### [Dataset rows]
——————

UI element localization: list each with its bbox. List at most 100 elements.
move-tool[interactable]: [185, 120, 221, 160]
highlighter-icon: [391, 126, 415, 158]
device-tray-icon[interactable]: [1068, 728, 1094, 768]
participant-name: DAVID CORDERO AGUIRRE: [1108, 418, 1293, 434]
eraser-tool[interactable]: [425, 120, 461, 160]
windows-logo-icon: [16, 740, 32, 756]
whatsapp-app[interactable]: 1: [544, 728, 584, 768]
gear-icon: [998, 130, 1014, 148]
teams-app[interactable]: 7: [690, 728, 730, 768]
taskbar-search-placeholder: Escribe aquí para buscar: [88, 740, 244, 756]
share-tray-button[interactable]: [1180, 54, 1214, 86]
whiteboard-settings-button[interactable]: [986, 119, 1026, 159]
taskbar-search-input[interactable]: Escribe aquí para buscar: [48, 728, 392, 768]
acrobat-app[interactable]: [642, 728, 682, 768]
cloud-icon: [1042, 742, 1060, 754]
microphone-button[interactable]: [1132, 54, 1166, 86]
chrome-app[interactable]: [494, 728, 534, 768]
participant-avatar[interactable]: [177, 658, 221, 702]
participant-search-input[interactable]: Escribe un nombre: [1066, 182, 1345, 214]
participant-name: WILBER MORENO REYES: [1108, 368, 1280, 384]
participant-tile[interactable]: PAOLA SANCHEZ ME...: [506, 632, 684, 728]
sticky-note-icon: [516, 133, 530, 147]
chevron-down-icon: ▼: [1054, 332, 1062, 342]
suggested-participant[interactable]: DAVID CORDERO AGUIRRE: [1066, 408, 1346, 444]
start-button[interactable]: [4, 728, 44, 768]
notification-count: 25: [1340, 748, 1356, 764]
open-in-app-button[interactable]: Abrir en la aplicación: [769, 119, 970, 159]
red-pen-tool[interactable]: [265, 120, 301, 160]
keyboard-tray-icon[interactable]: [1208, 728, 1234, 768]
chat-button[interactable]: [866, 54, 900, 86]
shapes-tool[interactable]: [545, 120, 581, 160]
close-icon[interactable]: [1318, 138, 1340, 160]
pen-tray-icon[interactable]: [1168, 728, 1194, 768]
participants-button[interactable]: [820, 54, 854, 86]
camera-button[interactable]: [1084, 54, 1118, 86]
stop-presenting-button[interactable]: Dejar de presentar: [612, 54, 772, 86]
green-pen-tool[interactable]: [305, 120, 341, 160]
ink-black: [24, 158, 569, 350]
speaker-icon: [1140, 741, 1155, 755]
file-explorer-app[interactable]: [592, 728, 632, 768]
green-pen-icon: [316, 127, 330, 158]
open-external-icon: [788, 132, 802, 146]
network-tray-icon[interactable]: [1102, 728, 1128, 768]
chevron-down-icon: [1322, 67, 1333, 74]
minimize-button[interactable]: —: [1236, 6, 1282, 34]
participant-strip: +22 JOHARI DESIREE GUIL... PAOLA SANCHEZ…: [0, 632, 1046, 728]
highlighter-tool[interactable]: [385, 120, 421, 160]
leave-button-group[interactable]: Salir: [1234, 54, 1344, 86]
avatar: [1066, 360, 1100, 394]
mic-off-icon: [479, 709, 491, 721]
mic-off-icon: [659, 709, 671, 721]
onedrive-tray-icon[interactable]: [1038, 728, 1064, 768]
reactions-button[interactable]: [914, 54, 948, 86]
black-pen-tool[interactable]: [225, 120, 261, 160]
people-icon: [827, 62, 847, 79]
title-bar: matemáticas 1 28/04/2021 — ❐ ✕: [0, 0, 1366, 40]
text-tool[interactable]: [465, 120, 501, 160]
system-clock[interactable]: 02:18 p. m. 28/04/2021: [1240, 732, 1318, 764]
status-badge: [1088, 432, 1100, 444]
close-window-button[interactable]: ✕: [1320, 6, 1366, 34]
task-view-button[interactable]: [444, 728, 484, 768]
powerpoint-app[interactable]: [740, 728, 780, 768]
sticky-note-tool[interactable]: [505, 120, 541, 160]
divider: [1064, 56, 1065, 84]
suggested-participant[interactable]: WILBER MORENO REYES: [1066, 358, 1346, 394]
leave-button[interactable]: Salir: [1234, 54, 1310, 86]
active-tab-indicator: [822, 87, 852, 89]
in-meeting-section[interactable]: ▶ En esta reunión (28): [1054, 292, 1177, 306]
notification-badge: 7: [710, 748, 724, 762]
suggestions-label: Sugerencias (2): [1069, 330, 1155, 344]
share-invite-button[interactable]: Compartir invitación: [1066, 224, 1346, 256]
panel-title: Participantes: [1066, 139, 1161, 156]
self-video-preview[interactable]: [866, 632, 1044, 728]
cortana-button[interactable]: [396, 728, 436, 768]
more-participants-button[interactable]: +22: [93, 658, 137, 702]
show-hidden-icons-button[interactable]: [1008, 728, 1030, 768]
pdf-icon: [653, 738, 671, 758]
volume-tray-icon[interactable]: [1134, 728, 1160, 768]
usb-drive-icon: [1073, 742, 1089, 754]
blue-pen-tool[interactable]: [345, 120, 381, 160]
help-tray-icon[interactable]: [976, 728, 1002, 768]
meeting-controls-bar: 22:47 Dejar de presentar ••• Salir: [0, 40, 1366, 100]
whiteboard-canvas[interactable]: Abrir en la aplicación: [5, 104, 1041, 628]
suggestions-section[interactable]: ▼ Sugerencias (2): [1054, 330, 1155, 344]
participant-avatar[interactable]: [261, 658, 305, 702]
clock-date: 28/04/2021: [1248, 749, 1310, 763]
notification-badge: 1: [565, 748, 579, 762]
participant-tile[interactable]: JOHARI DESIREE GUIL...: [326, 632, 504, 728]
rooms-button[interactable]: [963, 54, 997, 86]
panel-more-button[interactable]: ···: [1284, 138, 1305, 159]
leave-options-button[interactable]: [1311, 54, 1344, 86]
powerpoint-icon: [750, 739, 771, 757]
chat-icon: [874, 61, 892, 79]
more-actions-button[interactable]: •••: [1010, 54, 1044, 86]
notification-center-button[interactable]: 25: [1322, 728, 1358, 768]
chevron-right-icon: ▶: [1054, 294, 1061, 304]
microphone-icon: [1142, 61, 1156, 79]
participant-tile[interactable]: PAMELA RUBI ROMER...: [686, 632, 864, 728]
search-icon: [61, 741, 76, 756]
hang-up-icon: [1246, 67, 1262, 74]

——————

### [Request]
Arrange the records above, from their start through the line containing "chrome-app[interactable]: [494, 728, 534, 768]", as a Markdown table with the columns Row and Line. Number each line in Row, put its text in Line, and leave out any blank lines.

### [Solution for this exercise]
| Row | Line |
|---|---|
| 1 | UI element localization: list each with its bbox. List at most 100 elements. |
| 2 | move-tool[interactable]: [185, 120, 221, 160] |
| 3 | highlighter-icon: [391, 126, 415, 158] |
| 4 | device-tray-icon[interactable]: [1068, 728, 1094, 768] |
| 5 | participant-name: DAVID CORDERO AGUIRRE: [1108, 418, 1293, 434] |
| 6 | eraser-tool[interactable]: [425, 120, 461, 160] |
| 7 | windows-logo-icon: [16, 740, 32, 756] |
| 8 | whatsapp-app[interactable]: 1: [544, 728, 584, 768] |
| 9 | gear-icon: [998, 130, 1014, 148] |
| 10 | teams-app[interactable]: 7: [690, 728, 730, 768] |
| 11 | taskbar-search-placeholder: Escribe aquí para buscar: [88, 740, 244, 756] |
| 12 | share-tray-button[interactable]: [1180, 54, 1214, 86] |
| 13 | whiteboard-settings-button[interactable]: [986, 119, 1026, 159] |
| 14 | taskbar-search-input[interactable]: Escribe aquí para buscar: [48, 728, 392, 768] |
| 15 | acrobat-app[interactable]: [642, 728, 682, 768] |
| 16 | cloud-icon: [1042, 742, 1060, 754] |
| 17 | microphone-button[interactable]: [1132, 54, 1166, 86] |
| 18 | chrome-app[interactable]: [494, 728, 534, 768] |